* BEGIN *
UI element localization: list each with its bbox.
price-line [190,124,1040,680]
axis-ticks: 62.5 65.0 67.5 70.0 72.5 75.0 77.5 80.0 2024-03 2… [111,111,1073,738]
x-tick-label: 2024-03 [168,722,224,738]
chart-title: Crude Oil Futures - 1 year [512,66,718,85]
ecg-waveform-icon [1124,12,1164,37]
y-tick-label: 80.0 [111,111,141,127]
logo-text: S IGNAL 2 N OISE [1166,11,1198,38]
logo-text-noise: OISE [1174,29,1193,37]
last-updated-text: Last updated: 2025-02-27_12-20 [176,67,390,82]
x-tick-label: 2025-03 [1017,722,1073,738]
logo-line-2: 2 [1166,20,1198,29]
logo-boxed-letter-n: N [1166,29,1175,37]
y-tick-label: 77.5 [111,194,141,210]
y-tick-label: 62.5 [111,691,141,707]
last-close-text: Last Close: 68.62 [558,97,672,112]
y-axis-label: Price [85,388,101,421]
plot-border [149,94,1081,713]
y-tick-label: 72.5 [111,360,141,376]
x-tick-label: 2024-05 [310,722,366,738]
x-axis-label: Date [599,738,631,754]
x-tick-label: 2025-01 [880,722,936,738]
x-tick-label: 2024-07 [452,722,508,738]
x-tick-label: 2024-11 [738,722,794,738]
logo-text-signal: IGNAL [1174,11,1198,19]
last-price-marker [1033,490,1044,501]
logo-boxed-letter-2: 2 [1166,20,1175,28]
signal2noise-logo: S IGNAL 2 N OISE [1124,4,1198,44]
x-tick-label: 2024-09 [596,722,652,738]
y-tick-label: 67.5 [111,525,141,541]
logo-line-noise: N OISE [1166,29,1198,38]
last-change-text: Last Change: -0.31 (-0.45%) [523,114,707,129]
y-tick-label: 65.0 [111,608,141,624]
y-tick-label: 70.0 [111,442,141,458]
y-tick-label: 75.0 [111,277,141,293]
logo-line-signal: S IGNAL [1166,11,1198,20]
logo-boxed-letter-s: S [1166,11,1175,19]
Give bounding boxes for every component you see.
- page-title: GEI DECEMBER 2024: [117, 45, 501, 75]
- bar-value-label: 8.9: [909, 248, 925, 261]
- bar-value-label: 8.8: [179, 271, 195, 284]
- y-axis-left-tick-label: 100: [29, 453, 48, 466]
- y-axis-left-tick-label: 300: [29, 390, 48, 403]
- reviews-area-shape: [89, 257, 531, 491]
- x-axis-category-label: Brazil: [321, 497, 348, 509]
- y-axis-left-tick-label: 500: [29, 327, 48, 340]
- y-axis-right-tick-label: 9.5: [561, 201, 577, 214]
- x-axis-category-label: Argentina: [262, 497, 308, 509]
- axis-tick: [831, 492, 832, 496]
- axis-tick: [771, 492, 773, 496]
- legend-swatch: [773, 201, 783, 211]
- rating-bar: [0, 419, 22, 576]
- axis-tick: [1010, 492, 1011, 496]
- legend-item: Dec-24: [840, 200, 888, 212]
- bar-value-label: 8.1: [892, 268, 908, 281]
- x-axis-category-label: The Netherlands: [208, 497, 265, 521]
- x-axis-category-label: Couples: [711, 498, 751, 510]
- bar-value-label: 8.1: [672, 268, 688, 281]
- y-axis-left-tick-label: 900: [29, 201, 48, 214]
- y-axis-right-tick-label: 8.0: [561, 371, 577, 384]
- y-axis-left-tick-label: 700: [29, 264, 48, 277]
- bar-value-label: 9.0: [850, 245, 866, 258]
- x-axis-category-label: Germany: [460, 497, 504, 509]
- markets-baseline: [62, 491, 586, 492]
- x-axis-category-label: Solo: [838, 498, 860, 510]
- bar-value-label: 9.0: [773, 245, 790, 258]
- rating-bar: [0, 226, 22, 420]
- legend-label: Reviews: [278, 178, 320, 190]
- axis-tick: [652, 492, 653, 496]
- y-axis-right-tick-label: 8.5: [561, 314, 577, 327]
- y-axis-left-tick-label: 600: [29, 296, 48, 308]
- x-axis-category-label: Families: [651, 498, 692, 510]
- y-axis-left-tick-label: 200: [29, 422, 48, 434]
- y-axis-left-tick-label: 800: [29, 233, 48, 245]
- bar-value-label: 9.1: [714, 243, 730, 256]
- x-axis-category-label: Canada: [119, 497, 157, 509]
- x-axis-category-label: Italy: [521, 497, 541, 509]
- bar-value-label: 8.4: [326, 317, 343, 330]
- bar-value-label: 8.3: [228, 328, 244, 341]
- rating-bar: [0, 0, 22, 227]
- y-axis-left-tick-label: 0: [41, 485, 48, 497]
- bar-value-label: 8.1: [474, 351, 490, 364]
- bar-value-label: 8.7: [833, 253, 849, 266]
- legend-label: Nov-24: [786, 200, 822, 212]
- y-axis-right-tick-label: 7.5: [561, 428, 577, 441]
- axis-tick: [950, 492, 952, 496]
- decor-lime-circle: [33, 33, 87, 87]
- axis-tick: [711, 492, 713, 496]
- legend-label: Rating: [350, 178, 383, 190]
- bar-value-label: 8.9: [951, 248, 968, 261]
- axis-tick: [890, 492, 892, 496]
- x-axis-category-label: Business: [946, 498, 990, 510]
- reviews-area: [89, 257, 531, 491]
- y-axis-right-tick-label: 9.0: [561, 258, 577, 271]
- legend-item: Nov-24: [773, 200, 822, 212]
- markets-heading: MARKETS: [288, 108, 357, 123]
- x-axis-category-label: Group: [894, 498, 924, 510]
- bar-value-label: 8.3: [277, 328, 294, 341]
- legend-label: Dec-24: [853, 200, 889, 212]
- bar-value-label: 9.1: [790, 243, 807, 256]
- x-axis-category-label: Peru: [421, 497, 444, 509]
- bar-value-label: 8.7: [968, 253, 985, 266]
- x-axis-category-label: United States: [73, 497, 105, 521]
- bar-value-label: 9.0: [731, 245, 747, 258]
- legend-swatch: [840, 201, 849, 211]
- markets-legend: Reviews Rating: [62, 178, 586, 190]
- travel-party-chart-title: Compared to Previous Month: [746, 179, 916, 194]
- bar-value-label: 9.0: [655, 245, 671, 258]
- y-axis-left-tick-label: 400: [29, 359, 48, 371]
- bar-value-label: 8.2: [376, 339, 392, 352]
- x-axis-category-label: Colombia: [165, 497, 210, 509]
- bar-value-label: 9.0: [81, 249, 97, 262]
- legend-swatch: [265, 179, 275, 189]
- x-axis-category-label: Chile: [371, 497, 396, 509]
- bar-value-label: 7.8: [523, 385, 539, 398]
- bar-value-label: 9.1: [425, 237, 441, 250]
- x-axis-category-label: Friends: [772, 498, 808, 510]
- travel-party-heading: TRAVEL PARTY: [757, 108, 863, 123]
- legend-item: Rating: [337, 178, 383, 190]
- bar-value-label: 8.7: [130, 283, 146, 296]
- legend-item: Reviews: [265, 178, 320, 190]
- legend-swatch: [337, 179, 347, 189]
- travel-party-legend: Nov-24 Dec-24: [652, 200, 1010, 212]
* END *
Please write out again, unchanged, the lines above from the very first one through the line containing "logo-boxed-letter-2: 2 [1166,20,1175,28]".

* Reply to the task *
UI element localization: list each with its bbox.
price-line [190,124,1040,680]
axis-ticks: 62.5 65.0 67.5 70.0 72.5 75.0 77.5 80.0 2024-03 2… [111,111,1073,738]
x-tick-label: 2024-03 [168,722,224,738]
chart-title: Crude Oil Futures - 1 year [512,66,718,85]
ecg-waveform-icon [1124,12,1164,37]
y-tick-label: 80.0 [111,111,141,127]
logo-text: S IGNAL 2 N OISE [1166,11,1198,38]
logo-text-noise: OISE [1174,29,1193,37]
last-updated-text: Last updated: 2025-02-27_12-20 [176,67,390,82]
x-tick-label: 2025-03 [1017,722,1073,738]
logo-line-2: 2 [1166,20,1198,29]
logo-boxed-letter-n: N [1166,29,1175,37]
y-tick-label: 77.5 [111,194,141,210]
y-tick-label: 62.5 [111,691,141,707]
last-close-text: Last Close: 68.62 [558,97,672,112]
y-axis-label: Price [85,388,101,421]
plot-border [149,94,1081,713]
y-tick-label: 72.5 [111,360,141,376]
x-tick-label: 2024-05 [310,722,366,738]
x-axis-label: Date [599,738,631,754]
x-tick-label: 2025-01 [880,722,936,738]
x-tick-label: 2024-07 [452,722,508,738]
x-tick-label: 2024-11 [738,722,794,738]
logo-text-signal: IGNAL [1174,11,1198,19]
last-price-marker [1033,490,1044,501]
logo-boxed-letter-2: 2 [1166,20,1175,28]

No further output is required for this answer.